# Task directions:
Leave out the pictures and return every entry exactly as it appears.

# Exercise material:
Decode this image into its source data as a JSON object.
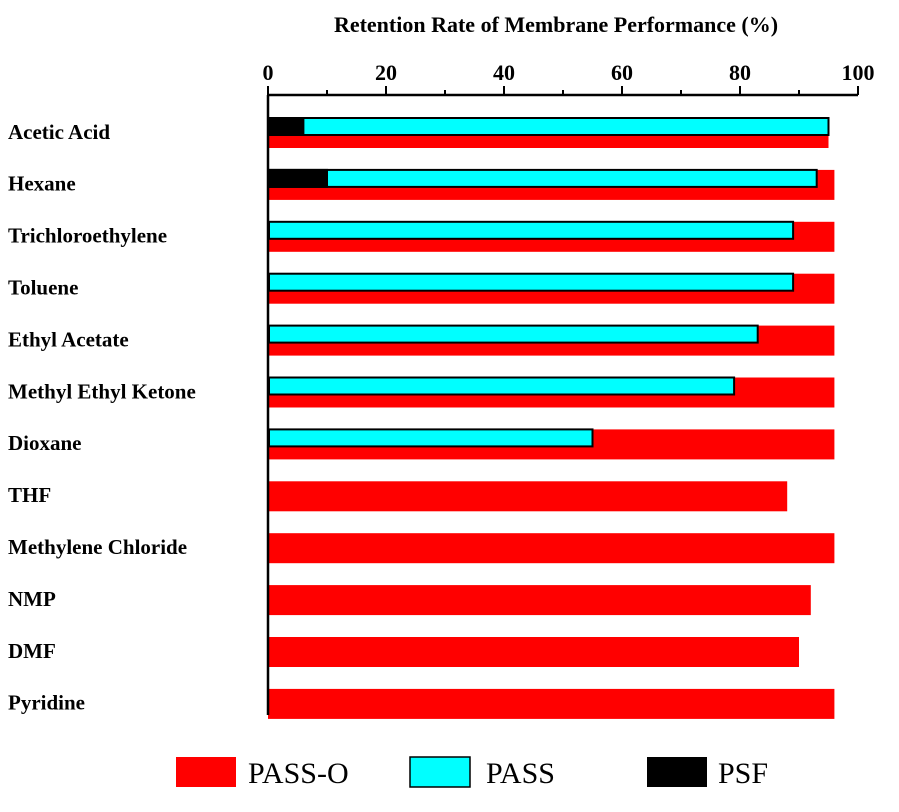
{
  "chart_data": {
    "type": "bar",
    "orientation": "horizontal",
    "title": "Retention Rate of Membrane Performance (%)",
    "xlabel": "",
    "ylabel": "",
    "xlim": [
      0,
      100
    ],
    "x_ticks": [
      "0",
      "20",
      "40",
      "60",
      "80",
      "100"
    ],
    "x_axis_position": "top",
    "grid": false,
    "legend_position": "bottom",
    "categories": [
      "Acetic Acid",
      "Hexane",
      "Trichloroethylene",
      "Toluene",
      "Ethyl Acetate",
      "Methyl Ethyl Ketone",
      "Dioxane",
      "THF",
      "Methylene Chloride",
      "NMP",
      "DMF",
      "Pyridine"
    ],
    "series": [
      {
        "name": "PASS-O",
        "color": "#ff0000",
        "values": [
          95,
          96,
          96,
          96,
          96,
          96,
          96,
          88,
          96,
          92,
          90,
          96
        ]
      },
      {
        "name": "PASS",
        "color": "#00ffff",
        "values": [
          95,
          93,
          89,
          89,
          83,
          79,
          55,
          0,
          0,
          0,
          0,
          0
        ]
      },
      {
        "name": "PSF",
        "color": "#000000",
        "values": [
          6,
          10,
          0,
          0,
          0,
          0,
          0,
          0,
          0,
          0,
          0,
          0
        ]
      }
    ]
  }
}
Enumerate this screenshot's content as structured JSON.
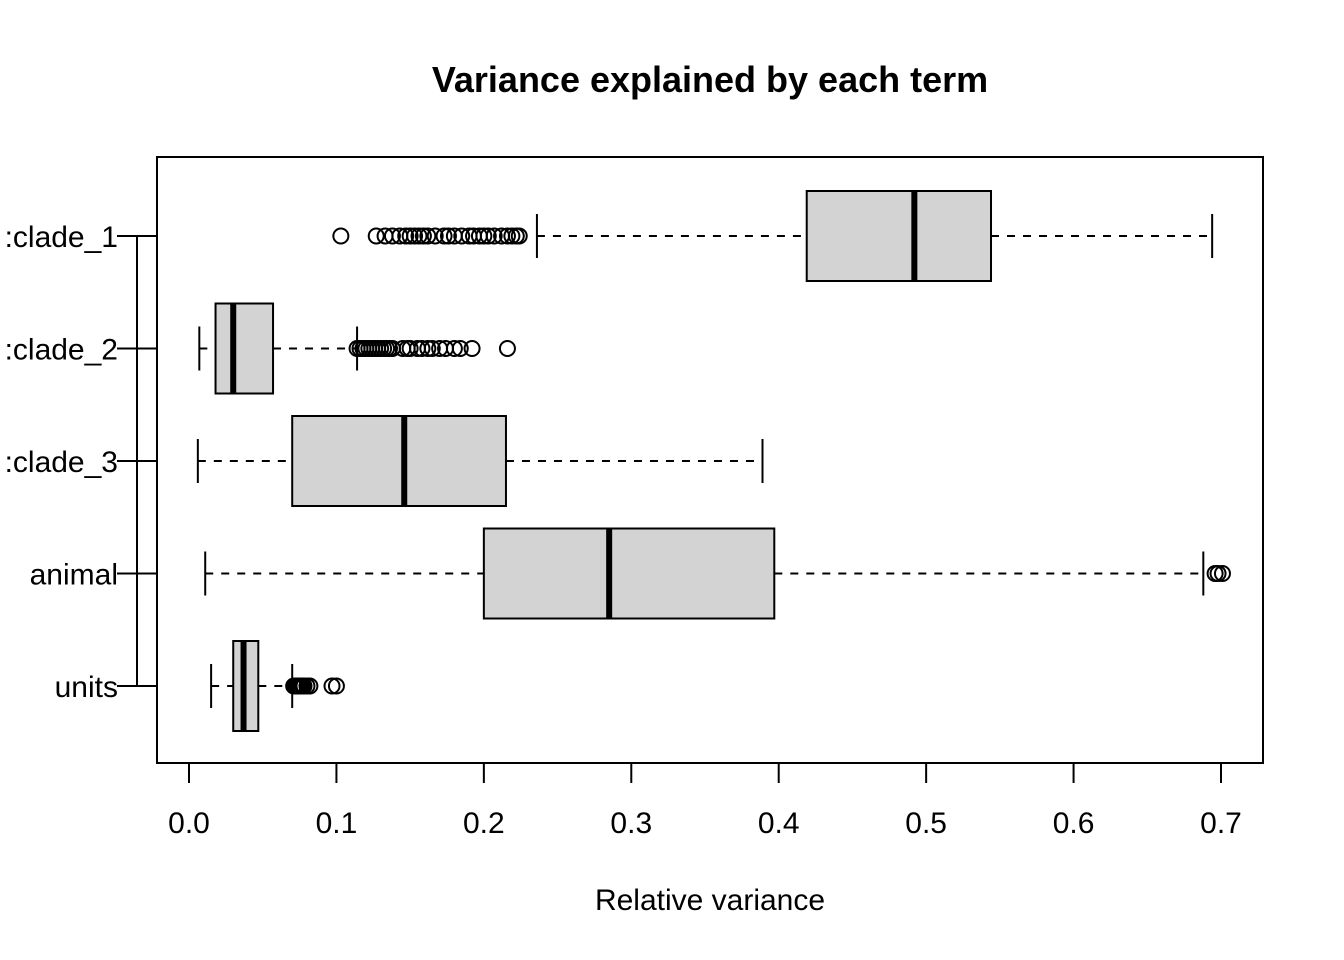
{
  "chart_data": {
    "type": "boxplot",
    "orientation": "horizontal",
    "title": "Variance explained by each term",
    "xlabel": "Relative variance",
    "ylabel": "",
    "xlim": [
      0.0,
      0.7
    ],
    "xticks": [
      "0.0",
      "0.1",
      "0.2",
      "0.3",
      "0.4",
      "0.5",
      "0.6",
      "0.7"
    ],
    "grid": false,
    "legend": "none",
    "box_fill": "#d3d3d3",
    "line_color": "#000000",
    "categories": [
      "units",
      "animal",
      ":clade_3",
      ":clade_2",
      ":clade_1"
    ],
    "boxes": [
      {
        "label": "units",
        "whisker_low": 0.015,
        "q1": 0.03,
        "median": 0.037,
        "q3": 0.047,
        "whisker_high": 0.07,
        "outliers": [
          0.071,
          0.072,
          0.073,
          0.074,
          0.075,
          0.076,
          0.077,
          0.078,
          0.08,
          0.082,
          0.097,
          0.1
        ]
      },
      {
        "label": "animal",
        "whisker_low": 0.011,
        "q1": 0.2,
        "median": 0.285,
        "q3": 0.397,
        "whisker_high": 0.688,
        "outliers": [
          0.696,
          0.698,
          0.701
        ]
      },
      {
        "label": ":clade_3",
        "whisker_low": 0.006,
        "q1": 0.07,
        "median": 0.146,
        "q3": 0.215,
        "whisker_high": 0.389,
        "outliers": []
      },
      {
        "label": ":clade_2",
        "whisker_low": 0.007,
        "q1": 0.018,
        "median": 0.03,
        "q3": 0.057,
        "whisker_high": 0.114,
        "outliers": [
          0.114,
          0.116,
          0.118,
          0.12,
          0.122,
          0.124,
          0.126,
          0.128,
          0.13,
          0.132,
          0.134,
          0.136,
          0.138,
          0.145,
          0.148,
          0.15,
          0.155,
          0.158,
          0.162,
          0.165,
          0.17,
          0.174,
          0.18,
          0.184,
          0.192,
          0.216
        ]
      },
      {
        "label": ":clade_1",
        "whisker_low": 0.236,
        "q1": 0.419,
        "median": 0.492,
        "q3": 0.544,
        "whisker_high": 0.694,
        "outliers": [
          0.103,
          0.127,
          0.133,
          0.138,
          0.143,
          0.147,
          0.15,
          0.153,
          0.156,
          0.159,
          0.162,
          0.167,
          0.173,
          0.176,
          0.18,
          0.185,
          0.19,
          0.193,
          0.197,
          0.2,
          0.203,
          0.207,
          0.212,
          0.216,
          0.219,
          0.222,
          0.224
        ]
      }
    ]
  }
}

# Solution below:
Decode this image into its source data as a JSON object.
{
  "chart_data": {
    "type": "bar",
    "orientation": "horizontal",
    "title": "Retention Rate of Membrane Performance (%)",
    "xlabel": "",
    "ylabel": "",
    "xlim": [
      0,
      100
    ],
    "x_ticks": [
      "0",
      "20",
      "40",
      "60",
      "80",
      "100"
    ],
    "x_axis_position": "top",
    "grid": false,
    "legend_position": "bottom",
    "categories": [
      "Acetic Acid",
      "Hexane",
      "Trichloroethylene",
      "Toluene",
      "Ethyl Acetate",
      "Methyl Ethyl Ketone",
      "Dioxane",
      "THF",
      "Methylene Chloride",
      "NMP",
      "DMF",
      "Pyridine"
    ],
    "series": [
      {
        "name": "PASS-O",
        "color": "#ff0000",
        "values": [
          95,
          96,
          96,
          96,
          96,
          96,
          96,
          88,
          96,
          92,
          90,
          96
        ]
      },
      {
        "name": "PASS",
        "color": "#00ffff",
        "values": [
          95,
          93,
          89,
          89,
          83,
          79,
          55,
          0,
          0,
          0,
          0,
          0
        ]
      },
      {
        "name": "PSF",
        "color": "#000000",
        "values": [
          6,
          10,
          0,
          0,
          0,
          0,
          0,
          0,
          0,
          0,
          0,
          0
        ]
      }
    ]
  }
}
Enumerate this screenshot's content as structured JSON.
{
  "chart_data": {
    "type": "boxplot",
    "orientation": "horizontal",
    "title": "Variance explained by each term",
    "xlabel": "Relative variance",
    "ylabel": "",
    "xlim": [
      0.0,
      0.7
    ],
    "xticks": [
      "0.0",
      "0.1",
      "0.2",
      "0.3",
      "0.4",
      "0.5",
      "0.6",
      "0.7"
    ],
    "grid": false,
    "legend": "none",
    "box_fill": "#d3d3d3",
    "line_color": "#000000",
    "categories": [
      "units",
      "animal",
      ":clade_3",
      ":clade_2",
      ":clade_1"
    ],
    "boxes": [
      {
        "label": "units",
        "whisker_low": 0.015,
        "q1": 0.03,
        "median": 0.037,
        "q3": 0.047,
        "whisker_high": 0.07,
        "outliers": [
          0.071,
          0.072,
          0.073,
          0.074,
          0.075,
          0.076,
          0.077,
          0.078,
          0.08,
          0.082,
          0.097,
          0.1
        ]
      },
      {
        "label": "animal",
        "whisker_low": 0.011,
        "q1": 0.2,
        "median": 0.285,
        "q3": 0.397,
        "whisker_high": 0.688,
        "outliers": [
          0.696,
          0.698,
          0.701
        ]
      },
      {
        "label": ":clade_3",
        "whisker_low": 0.006,
        "q1": 0.07,
        "median": 0.146,
        "q3": 0.215,
        "whisker_high": 0.389,
        "outliers": []
      },
      {
        "label": ":clade_2",
        "whisker_low": 0.007,
        "q1": 0.018,
        "median": 0.03,
        "q3": 0.057,
        "whisker_high": 0.114,
        "outliers": [
          0.114,
          0.116,
          0.118,
          0.12,
          0.122,
          0.124,
          0.126,
          0.128,
          0.13,
          0.132,
          0.134,
          0.136,
          0.138,
          0.145,
          0.148,
          0.15,
          0.155,
          0.158,
          0.162,
          0.165,
          0.17,
          0.174,
          0.18,
          0.184,
          0.192,
          0.216
        ]
      },
      {
        "label": ":clade_1",
        "whisker_low": 0.236,
        "q1": 0.419,
        "median": 0.492,
        "q3": 0.544,
        "whisker_high": 0.694,
        "outliers": [
          0.103,
          0.127,
          0.133,
          0.138,
          0.143,
          0.147,
          0.15,
          0.153,
          0.156,
          0.159,
          0.162,
          0.167,
          0.173,
          0.176,
          0.18,
          0.185,
          0.19,
          0.193,
          0.197,
          0.2,
          0.203,
          0.207,
          0.212,
          0.216,
          0.219,
          0.222,
          0.224
        ]
      }
    ]
  }
}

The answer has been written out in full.